How many lines of the data include the string "Step"? State that number alone.

▶ _Task input_:
◆ ◆ ◆ ◆

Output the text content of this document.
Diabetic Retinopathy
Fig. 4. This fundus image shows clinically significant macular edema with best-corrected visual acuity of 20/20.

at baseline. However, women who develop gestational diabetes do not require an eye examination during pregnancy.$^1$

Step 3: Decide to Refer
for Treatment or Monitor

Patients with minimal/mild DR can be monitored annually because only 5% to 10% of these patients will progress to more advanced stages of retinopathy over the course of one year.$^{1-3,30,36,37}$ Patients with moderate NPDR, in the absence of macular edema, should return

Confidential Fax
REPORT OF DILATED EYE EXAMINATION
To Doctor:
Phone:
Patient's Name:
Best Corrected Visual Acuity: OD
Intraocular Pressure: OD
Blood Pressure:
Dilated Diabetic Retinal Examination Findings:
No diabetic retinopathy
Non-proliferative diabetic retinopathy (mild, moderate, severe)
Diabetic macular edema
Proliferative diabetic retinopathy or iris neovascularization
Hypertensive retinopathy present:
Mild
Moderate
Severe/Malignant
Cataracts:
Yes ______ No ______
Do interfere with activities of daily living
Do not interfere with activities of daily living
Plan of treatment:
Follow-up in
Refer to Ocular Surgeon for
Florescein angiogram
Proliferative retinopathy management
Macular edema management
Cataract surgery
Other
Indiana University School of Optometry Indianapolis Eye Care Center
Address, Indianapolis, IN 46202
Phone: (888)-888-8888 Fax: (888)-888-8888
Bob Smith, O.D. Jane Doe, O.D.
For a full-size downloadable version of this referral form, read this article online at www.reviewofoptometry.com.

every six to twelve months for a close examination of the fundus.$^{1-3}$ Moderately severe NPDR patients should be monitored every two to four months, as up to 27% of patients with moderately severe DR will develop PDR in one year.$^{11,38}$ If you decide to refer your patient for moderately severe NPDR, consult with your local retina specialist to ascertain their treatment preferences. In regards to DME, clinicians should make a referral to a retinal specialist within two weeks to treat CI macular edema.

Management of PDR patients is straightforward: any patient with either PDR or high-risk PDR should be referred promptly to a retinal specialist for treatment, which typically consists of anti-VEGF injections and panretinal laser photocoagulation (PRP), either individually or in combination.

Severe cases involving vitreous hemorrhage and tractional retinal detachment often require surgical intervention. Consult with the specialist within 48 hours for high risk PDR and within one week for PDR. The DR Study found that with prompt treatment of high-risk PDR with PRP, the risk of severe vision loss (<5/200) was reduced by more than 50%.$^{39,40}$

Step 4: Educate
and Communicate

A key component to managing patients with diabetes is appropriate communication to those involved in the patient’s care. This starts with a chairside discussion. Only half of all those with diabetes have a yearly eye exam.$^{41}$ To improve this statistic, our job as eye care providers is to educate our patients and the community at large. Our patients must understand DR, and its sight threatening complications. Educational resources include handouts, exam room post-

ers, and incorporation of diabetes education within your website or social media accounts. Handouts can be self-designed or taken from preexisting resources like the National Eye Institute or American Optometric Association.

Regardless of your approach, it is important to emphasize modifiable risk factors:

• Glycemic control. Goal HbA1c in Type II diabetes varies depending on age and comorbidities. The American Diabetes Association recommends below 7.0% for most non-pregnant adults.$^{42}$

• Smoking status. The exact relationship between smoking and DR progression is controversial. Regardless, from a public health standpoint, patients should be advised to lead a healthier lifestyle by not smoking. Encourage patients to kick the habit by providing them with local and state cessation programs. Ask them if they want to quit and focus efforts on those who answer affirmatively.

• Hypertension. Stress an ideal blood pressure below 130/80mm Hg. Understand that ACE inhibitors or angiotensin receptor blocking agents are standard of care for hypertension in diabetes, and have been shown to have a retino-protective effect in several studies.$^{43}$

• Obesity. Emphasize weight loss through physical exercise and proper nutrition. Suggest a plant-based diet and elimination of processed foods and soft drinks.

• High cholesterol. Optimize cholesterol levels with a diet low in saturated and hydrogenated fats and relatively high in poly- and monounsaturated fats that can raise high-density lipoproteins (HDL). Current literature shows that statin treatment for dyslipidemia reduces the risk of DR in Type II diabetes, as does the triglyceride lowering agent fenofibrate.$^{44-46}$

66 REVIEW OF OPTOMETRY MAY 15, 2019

◆ ◆ ◆ ◆

▶ _Solution to this problem_:
2